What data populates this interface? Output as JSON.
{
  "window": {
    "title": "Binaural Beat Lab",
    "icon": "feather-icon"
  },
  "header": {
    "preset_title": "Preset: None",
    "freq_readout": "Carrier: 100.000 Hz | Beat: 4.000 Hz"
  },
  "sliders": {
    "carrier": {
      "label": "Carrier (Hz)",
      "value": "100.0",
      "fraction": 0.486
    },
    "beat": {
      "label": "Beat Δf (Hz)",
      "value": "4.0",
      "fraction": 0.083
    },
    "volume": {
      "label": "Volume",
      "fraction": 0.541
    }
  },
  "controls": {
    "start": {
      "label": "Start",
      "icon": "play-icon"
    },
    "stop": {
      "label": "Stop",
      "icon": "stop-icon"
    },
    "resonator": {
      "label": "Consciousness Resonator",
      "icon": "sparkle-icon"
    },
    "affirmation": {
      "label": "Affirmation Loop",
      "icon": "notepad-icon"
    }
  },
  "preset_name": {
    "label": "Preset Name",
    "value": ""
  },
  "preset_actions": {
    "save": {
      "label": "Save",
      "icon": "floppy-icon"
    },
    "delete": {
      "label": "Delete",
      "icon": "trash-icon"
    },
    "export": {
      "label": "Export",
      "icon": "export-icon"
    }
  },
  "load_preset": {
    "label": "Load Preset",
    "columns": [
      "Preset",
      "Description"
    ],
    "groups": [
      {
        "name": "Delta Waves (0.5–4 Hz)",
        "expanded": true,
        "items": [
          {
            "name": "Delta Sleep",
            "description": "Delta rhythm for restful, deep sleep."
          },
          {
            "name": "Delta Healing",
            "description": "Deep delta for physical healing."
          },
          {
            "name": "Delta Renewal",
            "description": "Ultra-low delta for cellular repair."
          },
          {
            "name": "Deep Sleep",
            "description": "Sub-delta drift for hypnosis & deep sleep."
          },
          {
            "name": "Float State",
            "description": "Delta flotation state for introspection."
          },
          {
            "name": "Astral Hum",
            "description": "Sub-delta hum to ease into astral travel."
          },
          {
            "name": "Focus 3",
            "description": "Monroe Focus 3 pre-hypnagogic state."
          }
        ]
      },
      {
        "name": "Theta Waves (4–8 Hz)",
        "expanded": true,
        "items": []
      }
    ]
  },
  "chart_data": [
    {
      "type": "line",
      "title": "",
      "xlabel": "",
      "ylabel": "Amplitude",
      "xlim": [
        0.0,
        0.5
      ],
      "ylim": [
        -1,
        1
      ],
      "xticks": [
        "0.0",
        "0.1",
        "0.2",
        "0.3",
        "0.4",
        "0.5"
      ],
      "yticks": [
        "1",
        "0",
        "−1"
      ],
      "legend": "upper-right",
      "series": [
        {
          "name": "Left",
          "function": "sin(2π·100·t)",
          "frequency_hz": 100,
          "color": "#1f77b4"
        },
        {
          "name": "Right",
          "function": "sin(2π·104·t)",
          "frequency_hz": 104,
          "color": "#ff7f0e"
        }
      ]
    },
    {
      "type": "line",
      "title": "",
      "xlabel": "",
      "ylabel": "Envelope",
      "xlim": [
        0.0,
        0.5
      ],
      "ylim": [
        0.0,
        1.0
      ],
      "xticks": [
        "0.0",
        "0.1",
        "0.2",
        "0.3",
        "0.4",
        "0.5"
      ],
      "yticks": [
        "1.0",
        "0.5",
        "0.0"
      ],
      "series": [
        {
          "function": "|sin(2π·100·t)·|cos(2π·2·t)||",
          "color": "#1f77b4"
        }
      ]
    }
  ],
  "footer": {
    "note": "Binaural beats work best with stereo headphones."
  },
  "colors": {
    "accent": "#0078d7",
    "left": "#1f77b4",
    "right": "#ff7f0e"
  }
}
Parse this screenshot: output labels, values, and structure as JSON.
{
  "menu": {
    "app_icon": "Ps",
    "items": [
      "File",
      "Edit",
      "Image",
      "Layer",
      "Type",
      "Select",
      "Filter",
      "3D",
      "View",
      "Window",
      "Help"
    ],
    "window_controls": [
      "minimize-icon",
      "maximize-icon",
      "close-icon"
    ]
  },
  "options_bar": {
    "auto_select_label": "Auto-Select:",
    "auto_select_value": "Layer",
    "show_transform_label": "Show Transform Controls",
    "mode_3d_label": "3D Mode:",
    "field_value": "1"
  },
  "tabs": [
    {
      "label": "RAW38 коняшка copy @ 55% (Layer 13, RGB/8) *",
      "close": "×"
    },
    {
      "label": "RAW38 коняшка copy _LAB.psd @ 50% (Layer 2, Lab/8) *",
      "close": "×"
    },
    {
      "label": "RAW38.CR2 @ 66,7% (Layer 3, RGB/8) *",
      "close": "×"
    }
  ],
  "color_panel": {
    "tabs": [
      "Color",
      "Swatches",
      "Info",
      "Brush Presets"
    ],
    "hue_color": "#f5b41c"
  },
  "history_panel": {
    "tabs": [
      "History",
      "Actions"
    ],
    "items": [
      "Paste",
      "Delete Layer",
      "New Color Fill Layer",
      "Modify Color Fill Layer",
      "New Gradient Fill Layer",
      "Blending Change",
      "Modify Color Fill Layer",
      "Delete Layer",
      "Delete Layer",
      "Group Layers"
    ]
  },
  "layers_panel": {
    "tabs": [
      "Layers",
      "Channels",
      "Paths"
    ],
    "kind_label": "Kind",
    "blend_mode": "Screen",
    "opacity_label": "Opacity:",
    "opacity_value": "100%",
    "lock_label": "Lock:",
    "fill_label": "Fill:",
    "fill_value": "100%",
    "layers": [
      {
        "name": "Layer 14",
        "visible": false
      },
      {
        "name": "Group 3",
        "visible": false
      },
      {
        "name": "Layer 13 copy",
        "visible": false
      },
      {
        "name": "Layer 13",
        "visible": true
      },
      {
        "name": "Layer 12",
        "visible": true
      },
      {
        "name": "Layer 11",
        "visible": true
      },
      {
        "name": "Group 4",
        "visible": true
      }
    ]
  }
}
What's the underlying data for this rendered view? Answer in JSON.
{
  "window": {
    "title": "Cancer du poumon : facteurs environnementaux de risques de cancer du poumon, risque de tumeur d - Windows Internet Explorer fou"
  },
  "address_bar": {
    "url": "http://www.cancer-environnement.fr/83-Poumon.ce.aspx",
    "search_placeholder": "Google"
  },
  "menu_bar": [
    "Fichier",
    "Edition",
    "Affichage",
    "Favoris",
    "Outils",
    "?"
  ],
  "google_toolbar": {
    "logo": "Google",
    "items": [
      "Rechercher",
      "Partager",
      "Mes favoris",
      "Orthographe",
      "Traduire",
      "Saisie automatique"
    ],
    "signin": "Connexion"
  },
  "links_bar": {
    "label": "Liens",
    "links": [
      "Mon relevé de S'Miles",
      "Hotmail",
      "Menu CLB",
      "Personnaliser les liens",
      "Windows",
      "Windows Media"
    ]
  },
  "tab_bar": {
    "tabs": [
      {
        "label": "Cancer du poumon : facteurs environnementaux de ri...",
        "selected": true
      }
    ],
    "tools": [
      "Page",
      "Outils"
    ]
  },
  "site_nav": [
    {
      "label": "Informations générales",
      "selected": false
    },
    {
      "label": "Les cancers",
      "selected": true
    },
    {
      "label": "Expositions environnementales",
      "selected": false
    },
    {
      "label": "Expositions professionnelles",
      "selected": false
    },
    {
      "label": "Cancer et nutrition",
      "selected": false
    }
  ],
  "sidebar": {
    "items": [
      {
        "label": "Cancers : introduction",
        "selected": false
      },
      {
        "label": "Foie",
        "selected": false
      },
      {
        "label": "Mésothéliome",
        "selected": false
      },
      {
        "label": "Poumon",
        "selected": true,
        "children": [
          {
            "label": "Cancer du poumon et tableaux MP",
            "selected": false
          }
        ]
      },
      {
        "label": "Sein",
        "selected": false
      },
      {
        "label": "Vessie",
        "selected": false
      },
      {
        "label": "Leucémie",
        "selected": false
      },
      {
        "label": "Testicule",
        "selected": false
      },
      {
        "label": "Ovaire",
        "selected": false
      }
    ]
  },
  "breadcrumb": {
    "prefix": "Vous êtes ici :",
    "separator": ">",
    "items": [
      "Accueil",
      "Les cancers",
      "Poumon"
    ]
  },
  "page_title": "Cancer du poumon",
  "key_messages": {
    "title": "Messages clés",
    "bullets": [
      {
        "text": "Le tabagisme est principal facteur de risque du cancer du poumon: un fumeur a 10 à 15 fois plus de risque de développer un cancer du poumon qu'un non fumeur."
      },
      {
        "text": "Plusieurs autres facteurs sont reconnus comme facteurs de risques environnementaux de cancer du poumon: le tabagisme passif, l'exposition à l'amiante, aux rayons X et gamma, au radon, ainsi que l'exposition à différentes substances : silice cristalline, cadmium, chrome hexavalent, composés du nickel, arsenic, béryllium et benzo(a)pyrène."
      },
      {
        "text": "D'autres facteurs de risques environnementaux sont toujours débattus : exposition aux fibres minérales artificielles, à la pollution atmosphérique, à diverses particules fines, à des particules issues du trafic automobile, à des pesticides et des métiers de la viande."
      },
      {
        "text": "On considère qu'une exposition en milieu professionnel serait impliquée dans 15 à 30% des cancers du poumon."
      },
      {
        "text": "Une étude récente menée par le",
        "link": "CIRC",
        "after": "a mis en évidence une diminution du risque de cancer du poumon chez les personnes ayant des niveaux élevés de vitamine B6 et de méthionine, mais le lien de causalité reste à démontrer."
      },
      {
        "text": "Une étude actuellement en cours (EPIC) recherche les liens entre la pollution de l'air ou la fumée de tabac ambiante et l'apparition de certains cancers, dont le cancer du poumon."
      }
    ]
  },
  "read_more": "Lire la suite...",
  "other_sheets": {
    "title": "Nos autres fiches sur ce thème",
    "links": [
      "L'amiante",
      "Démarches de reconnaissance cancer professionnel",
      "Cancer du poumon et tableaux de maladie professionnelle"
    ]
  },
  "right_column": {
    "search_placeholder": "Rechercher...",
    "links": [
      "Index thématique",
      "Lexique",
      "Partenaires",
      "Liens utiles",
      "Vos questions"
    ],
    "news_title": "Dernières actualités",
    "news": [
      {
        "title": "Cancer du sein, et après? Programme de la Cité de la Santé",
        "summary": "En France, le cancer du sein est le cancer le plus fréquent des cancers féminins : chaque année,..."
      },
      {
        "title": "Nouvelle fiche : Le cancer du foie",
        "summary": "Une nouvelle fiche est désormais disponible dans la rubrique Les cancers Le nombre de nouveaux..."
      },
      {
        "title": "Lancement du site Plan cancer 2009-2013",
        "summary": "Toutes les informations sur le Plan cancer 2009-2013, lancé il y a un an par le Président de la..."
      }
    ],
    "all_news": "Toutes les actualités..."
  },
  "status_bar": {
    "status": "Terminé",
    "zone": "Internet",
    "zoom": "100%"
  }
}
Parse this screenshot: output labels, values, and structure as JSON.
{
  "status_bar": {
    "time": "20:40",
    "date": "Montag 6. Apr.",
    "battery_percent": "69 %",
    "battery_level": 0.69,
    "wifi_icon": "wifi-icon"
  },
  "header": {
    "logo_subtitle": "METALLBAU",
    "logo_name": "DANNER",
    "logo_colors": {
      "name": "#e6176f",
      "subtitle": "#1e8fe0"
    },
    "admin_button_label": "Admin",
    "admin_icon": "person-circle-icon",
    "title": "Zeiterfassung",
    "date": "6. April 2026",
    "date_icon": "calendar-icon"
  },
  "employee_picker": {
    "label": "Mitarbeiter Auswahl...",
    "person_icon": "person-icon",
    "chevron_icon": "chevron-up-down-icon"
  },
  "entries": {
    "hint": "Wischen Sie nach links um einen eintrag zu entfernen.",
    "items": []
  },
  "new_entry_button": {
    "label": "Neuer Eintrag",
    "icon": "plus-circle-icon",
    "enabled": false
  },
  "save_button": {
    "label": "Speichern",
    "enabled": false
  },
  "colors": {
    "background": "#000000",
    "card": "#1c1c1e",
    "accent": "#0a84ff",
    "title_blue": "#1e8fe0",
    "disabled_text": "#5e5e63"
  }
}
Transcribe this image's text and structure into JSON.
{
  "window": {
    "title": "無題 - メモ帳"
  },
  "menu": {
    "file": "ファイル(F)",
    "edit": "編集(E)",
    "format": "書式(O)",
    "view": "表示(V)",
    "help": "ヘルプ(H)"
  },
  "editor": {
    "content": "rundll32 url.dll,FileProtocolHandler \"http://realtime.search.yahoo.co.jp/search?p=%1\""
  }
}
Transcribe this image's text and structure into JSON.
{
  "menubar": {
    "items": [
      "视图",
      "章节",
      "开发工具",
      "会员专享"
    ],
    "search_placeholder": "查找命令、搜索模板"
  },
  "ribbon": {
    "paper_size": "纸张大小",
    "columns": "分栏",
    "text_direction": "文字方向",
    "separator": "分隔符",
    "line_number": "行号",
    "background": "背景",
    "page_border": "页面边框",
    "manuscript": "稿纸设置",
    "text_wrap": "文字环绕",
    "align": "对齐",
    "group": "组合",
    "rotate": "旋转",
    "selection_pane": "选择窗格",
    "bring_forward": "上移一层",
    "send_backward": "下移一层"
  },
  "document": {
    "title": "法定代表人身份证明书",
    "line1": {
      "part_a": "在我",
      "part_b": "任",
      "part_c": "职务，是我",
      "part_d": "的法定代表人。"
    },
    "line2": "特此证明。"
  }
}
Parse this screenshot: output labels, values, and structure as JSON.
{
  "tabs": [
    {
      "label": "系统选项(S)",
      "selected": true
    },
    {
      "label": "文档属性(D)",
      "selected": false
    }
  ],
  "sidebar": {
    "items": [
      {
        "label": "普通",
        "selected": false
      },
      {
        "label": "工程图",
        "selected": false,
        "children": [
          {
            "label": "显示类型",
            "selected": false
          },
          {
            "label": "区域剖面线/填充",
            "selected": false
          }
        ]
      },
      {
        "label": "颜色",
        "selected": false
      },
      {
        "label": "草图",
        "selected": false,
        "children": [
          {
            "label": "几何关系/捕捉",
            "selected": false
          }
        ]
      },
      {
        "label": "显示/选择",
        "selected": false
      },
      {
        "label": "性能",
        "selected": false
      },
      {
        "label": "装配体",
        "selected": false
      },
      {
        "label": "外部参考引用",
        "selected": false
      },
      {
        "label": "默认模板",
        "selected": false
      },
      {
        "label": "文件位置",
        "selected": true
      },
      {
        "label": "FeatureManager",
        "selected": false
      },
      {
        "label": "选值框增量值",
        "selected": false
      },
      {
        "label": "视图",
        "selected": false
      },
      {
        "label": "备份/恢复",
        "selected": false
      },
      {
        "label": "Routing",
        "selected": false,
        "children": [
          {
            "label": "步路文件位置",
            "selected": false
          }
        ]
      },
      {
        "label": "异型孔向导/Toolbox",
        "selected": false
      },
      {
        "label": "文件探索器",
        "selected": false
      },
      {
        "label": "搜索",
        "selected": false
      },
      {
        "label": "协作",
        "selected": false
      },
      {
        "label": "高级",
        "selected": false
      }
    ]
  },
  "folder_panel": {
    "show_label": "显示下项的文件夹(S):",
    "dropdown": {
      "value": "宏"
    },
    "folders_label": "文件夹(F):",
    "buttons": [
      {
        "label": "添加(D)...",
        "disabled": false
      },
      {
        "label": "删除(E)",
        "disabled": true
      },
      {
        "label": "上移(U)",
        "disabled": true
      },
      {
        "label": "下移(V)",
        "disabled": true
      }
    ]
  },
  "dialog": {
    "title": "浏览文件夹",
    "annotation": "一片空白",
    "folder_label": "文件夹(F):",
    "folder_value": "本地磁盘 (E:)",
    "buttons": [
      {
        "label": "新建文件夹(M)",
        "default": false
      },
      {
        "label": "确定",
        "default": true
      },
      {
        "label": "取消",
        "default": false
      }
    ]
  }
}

|---|

SET TASK:
Copy each line that contains the word "What".

SOLVED PROBLEM:
What data populates this interface? Output as JSON.
What's the underlying data for this rendered view? Answer in JSON.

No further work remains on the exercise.